__OBJECTIVE__
Repeat each entry as written and leave the images out of the copy.
────────────────────
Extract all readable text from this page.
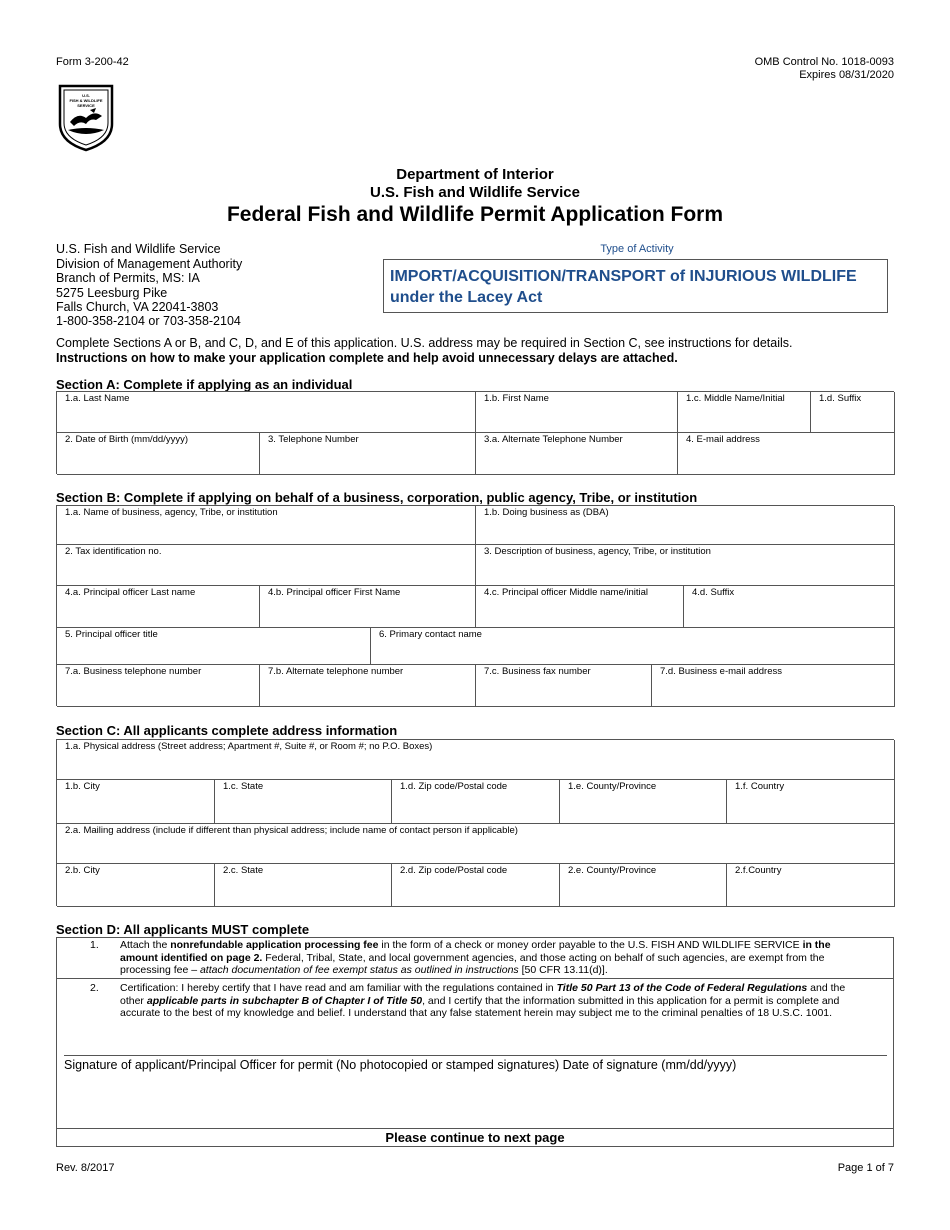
Form 3-200-42	OMB Control No. 1018-0093
Expires 08/31/2020
U.S.
FISH & WILDLIFE
SERVICE
Department of Interior
U.S. Fish and Wildlife Service
Federal Fish and Wildlife Permit Application Form
U.S. Fish and Wildlife Service
Division of Management Authority
Branch of Permits, MS: IA
5275 Leesburg Pike
Falls Church, VA 22041-3803
1-800-358-2104 or 703-358-2104
Type of Activity
IMPORT/ACQUISITION/TRANSPORT of INJURIOUS WILDLIFE
under the Lacey Act
Complete Sections A or B, and C, D, and E of this application. U.S. address may be required in Section C, see instructions for details.
Instructions on how to make your application complete and help avoid unnecessary delays are attached.
Section A: Complete if applying as an individual
1.a. Last Name	1.b. First Name	1.c. Middle Name/Initial	1.d. Suffix
2. Date of Birth (mm/dd/yyyy)	3. Telephone Number	3.a. Alternate Telephone Number	4. E-mail address
Section B: Complete if applying on behalf of a business, corporation, public agency, Tribe, or institution
1.a. Name of business, agency, Tribe, or institution	1.b. Doing business as (DBA)
2. Tax identification no.	3. Description of business, agency, Tribe, or institution
4.a. Principal officer Last name	4.b. Principal officer First Name	4.c. Principal officer Middle name/initial	4.d. Suffix
5. Principal officer title	6. Primary contact name
7.a. Business telephone number	7.b. Alternate telephone number	7.c. Business fax number	7.d. Business e-mail address
Section C: All applicants complete address information
1.a. Physical address (Street address; Apartment #, Suite #, or Room #; no P.O. Boxes)
1.b. City	1.c. State	1.d. Zip code/Postal code	1.e. County/Province	1.f. Country
2.a. Mailing address (include if different than physical address; include name of contact person if applicable)
2.b. City	2.c. State	2.d. Zip code/Postal code	2.e. County/Province	2.f.Country
Section D: All applicants MUST complete
1. Attach the nonrefundable application processing fee in the form of a check or money order payable to the U.S. FISH AND WILDLIFE SERVICE in the amount identified on page 2. Federal, Tribal, State, and local government agencies, and those acting on behalf of such agencies, are exempt from the processing fee – attach documentation of fee exempt status as outlined in instructions [50 CFR 13.11(d)].
2. Certification: I hereby certify that I have read and am familiar with the regulations contained in Title 50 Part 13 of the Code of Federal Regulations and the other applicable parts in subchapter B of Chapter I of Title 50, and I certify that the information submitted in this application for a permit is complete and accurate to the best of my knowledge and belief. I understand that any false statement herein may subject me to the criminal penalties of 18 U.S.C. 1001.
Signature of applicant/Principal Officer for permit (No photocopied or stamped signatures) Date of signature (mm/dd/yyyy)
Please continue to next page
Rev. 8/2017	Page 1 of 7
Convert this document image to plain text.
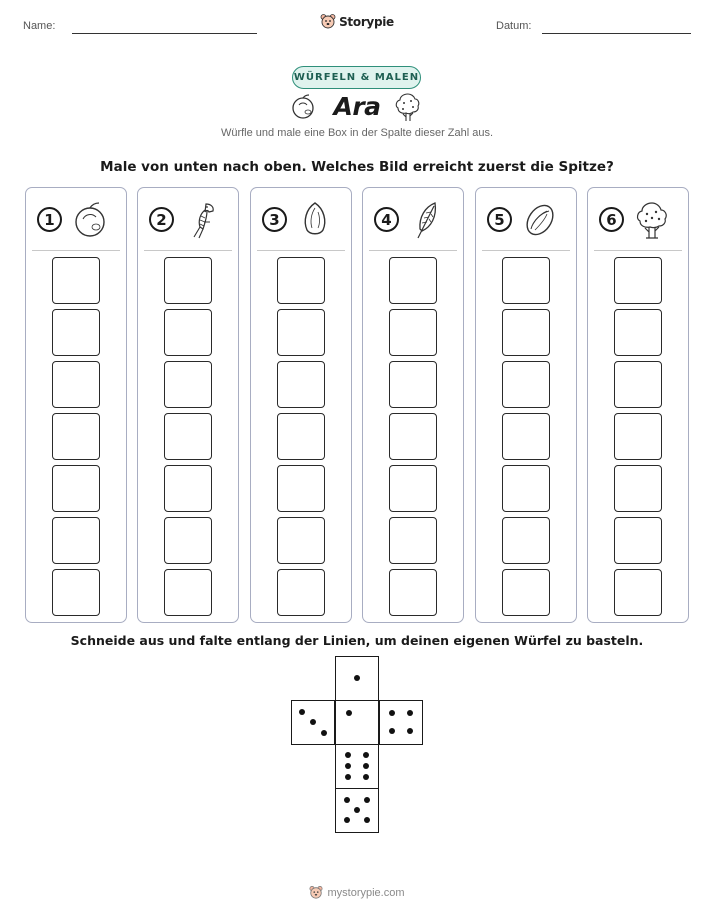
Name:	Datum:
Storypie
WÜRFELN & MALEN
Ara
Würfle und male eine Box in der Spalte dieser Zahl aus.
Male von unten nach oben. Welches Bild erreicht zuerst die Spitze?
1	2	3	4	5	6
Schneide aus und falte entlang der Linien, um deinen eigenen Würfel zu basteln.
mystorypie.com
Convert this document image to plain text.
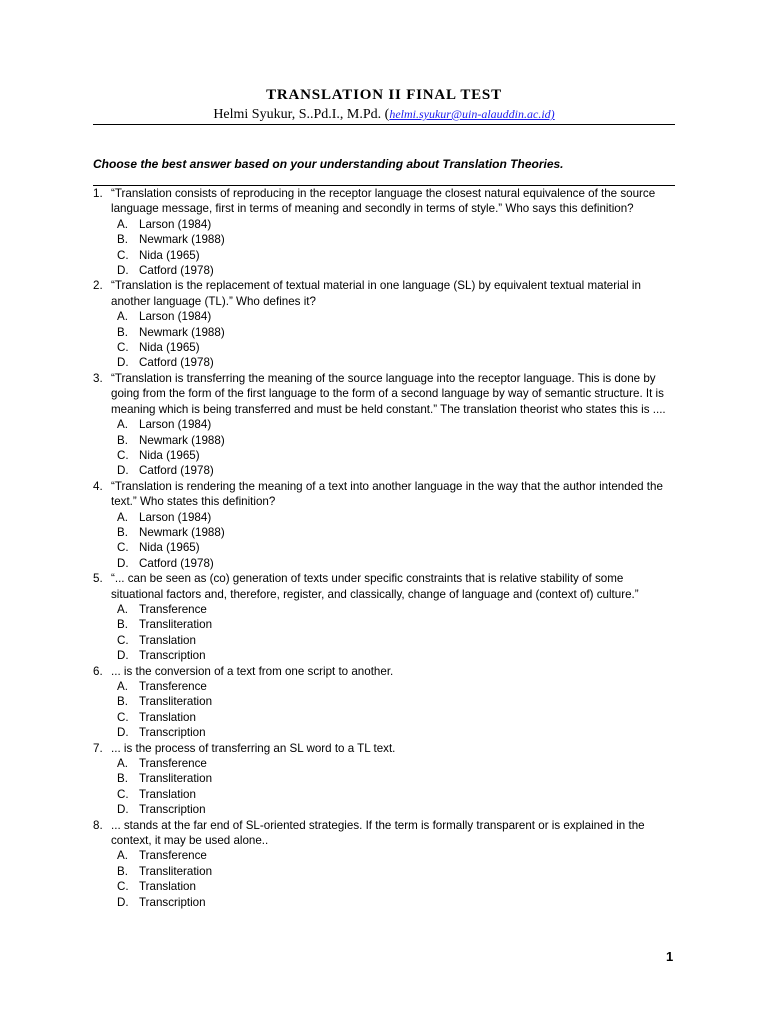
TRANSLATION II FINAL TEST
Helmi Syukur, S..Pd.I., M.Pd. (helmi.syukur@uin-alauddin.ac.id)
Choose the best answer based on your understanding about Translation Theories.
1. “Translation consists of reproducing in the receptor language the closest natural equivalence of the source language message, first in terms of meaning and secondly in terms of style.” Who says this definition?
A. Larson (1984)
B. Newmark (1988)
C. Nida (1965)
D. Catford (1978)
2. “Translation is the replacement of textual material in one language (SL) by equivalent textual material in another language (TL).” Who defines it?
A. Larson (1984)
B. Newmark (1988)
C. Nida (1965)
D. Catford (1978)
3. “Translation is transferring the meaning of the source language into the receptor language. This is done by going from the form of the first language to the form of a second language by way of semantic structure. It is meaning which is being transferred and must be held constant.” The translation theorist who states this is ....
A. Larson (1984)
B. Newmark (1988)
C. Nida (1965)
D. Catford (1978)
4. “Translation is rendering the meaning of a text into another language in the way that the author intended the text.” Who states this definition?
A. Larson (1984)
B. Newmark (1988)
C. Nida (1965)
D. Catford (1978)
5. “... can be seen as (co) generation of texts under specific constraints that is relative stability of some situational factors and, therefore, register, and classically, change of language and (context of) culture.”
A. Transference
B. Transliteration
C. Translation
D. Transcription
6. ... is the conversion of a text from one script to another.
A. Transference
B. Transliteration
C. Translation
D. Transcription
7. ... is the process of transferring an SL word to a TL text.
A. Transference
B. Transliteration
C. Translation
D. Transcription
8. ... stands at the far end of SL-oriented strategies. If the term is formally transparent or is explained in the context, it may be used alone..
A. Transference
B. Transliteration
C. Translation
D. Transcription
1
────────────────────
__EXERCISE RESULT__
Extract all readable text from this page.
Form 3-200-42	OMB Control No. 1018-0093
Expires 08/31/2020
U.S.
FISH & WILDLIFE
SERVICE
Department of Interior
U.S. Fish and Wildlife Service
Federal Fish and Wildlife Permit Application Form
U.S. Fish and Wildlife Service
Division of Management Authority
Branch of Permits, MS: IA
5275 Leesburg Pike
Falls Church, VA 22041-3803
1-800-358-2104 or 703-358-2104
Type of Activity
IMPORT/ACQUISITION/TRANSPORT of INJURIOUS WILDLIFE
under the Lacey Act
Complete Sections A or B, and C, D, and E of this application. U.S. address may be required in Section C, see instructions for details.
Instructions on how to make your application complete and help avoid unnecessary delays are attached.
Section A: Complete if applying as an individual
1.a. Last Name	1.b. First Name	1.c. Middle Name/Initial	1.d. Suffix
2. Date of Birth (mm/dd/yyyy)	3. Telephone Number	3.a. Alternate Telephone Number	4. E-mail address
Section B: Complete if applying on behalf of a business, corporation, public agency, Tribe, or institution
1.a. Name of business, agency, Tribe, or institution	1.b. Doing business as (DBA)
2. Tax identification no.	3. Description of business, agency, Tribe, or institution
4.a. Principal officer Last name	4.b. Principal officer First Name	4.c. Principal officer Middle name/initial	4.d. Suffix
5. Principal officer title	6. Primary contact name
7.a. Business telephone number	7.b. Alternate telephone number	7.c. Business fax number	7.d. Business e-mail address
Section C: All applicants complete address information
1.a. Physical address (Street address; Apartment #, Suite #, or Room #; no P.O. Boxes)
1.b. City	1.c. State	1.d. Zip code/Postal code	1.e. County/Province	1.f. Country
2.a. Mailing address (include if different than physical address; include name of contact person if applicable)
2.b. City	2.c. State	2.d. Zip code/Postal code	2.e. County/Province	2.f.Country
Section D: All applicants MUST complete
1. Attach the nonrefundable application processing fee in the form of a check or money order payable to the U.S. FISH AND WILDLIFE SERVICE in the amount identified on page 2. Federal, Tribal, State, and local government agencies, and those acting on behalf of such agencies, are exempt from the processing fee – attach documentation of fee exempt status as outlined in instructions [50 CFR 13.11(d)].
2. Certification: I hereby certify that I have read and am familiar with the regulations contained in Title 50 Part 13 of the Code of Federal Regulations and the other applicable parts in subchapter B of Chapter I of Title 50, and I certify that the information submitted in this application for a permit is complete and accurate to the best of my knowledge and belief. I understand that any false statement herein may subject me to the criminal penalties of 18 U.S.C. 1001.
Signature of applicant/Principal Officer for permit (No photocopied or stamped signatures) Date of signature (mm/dd/yyyy)
Please continue to next page
Rev. 8/2017	Page 1 of 7
Convert this document image to plain text.
Name:	Datum:
Storypie
WÜRFELN & MALEN
Ara
Würfle und male eine Box in der Spalte dieser Zahl aus.
Male von unten nach oben. Welches Bild erreicht zuerst die Spitze?
1	2	3	4	5	6
Schneide aus und falte entlang der Linien, um deinen eigenen Würfel zu basteln.
mystorypie.com
Convert this document image to plain text.
TRANSLATION II FINAL TEST
Helmi Syukur, S..Pd.I., M.Pd. (helmi.syukur@uin-alauddin.ac.id)
Choose the best answer based on your understanding about Translation Theories.
1. “Translation consists of reproducing in the receptor language the closest natural equivalence of the source language message, first in terms of meaning and secondly in terms of style.” Who says this definition?
A. Larson (1984)
B. Newmark (1988)
C. Nida (1965)
D. Catford (1978)
2. “Translation is the replacement of textual material in one language (SL) by equivalent textual material in another language (TL).” Who defines it?
A. Larson (1984)
B. Newmark (1988)
C. Nida (1965)
D. Catford (1978)
3. “Translation is transferring the meaning of the source language into the receptor language. This is done by going from the form of the first language to the form of a second language by way of semantic structure. It is meaning which is being transferred and must be held constant.” The translation theorist who states this is ....
A. Larson (1984)
B. Newmark (1988)
C. Nida (1965)
D. Catford (1978)
4. “Translation is rendering the meaning of a text into another language in the way that the author intended the text.” Who states this definition?
A. Larson (1984)
B. Newmark (1988)
C. Nida (1965)
D. Catford (1978)
5. “... can be seen as (co) generation of texts under specific constraints that is relative stability of some situational factors and, therefore, register, and classically, change of language and (context of) culture.”
A. Transference
B. Transliteration
C. Translation
D. Transcription
6. ... is the conversion of a text from one script to another.
A. Transference
B. Transliteration
C. Translation
D. Transcription
7. ... is the process of transferring an SL word to a TL text.
A. Transference
B. Transliteration
C. Translation
D. Transcription
8. ... stands at the far end of SL-oriented strategies. If the term is formally transparent or is explained in the context, it may be used alone..
A. Transference
B. Transliteration
C. Translation
D. Transcription
1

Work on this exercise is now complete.